Stored items
— BEGIN —

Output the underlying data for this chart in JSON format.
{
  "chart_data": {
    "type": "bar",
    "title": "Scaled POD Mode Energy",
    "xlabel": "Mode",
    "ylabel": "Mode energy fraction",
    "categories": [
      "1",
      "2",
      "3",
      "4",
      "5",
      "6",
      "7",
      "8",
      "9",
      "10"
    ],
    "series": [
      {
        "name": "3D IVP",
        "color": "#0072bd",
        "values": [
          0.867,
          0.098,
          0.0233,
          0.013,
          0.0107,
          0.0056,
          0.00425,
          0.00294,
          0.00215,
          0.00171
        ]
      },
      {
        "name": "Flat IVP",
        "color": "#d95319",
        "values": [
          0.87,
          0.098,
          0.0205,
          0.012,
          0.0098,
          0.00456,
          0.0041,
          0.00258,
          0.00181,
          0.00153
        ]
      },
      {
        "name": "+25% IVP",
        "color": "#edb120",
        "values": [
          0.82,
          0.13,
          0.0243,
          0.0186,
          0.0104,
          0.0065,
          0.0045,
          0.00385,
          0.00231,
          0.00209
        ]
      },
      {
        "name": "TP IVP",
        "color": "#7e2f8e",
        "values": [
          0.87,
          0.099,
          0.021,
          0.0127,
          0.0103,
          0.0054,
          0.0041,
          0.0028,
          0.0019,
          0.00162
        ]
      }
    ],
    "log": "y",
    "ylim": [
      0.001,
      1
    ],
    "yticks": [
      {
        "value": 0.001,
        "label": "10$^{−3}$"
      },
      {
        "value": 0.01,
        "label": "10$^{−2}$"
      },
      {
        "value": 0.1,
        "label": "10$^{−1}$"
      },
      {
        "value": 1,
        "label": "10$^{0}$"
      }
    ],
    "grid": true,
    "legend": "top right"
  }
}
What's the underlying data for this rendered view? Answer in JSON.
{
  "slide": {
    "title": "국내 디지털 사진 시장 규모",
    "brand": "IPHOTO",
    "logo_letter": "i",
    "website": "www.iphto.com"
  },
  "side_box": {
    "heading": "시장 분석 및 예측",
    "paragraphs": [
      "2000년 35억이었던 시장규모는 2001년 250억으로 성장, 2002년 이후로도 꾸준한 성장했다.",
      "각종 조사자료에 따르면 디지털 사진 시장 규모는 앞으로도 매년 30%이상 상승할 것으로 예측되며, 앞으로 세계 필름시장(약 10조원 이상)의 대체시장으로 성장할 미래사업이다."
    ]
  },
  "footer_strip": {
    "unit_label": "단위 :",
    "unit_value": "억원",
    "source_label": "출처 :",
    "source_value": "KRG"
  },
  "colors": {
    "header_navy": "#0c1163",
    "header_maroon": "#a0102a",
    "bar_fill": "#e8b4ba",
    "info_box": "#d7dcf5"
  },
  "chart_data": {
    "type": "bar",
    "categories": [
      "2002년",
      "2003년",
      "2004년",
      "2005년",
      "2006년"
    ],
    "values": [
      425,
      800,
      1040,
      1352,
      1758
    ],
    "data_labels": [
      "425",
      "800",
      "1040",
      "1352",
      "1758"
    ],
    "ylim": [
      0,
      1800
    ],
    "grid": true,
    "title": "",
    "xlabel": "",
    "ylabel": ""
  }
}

— END —

### GIVEN TASK:
Using the entries above, tally how many lines have the word "JSON" in them; write the number and nothing more.

### ANSWER FOR THIS EXERCISE:
2